EXERCISE DIRECTIONS → Wherever the string "with" occurs in a line of these records, report that line.

GIVEN INFORMATION →
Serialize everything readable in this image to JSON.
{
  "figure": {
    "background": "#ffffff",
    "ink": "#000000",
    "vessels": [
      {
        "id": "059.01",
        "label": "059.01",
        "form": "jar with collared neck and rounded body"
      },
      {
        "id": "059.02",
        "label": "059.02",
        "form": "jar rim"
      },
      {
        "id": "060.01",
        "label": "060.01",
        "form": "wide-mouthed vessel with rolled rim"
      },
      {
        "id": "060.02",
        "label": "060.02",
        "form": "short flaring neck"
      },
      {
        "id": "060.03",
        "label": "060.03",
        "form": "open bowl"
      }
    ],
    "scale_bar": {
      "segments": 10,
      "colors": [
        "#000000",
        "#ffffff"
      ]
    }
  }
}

SOLUTION FOR THIS EXERCISE →
        "form": "jar with collared neck and rounded body"
        "form": "wide-mouthed vessel with rolled rim"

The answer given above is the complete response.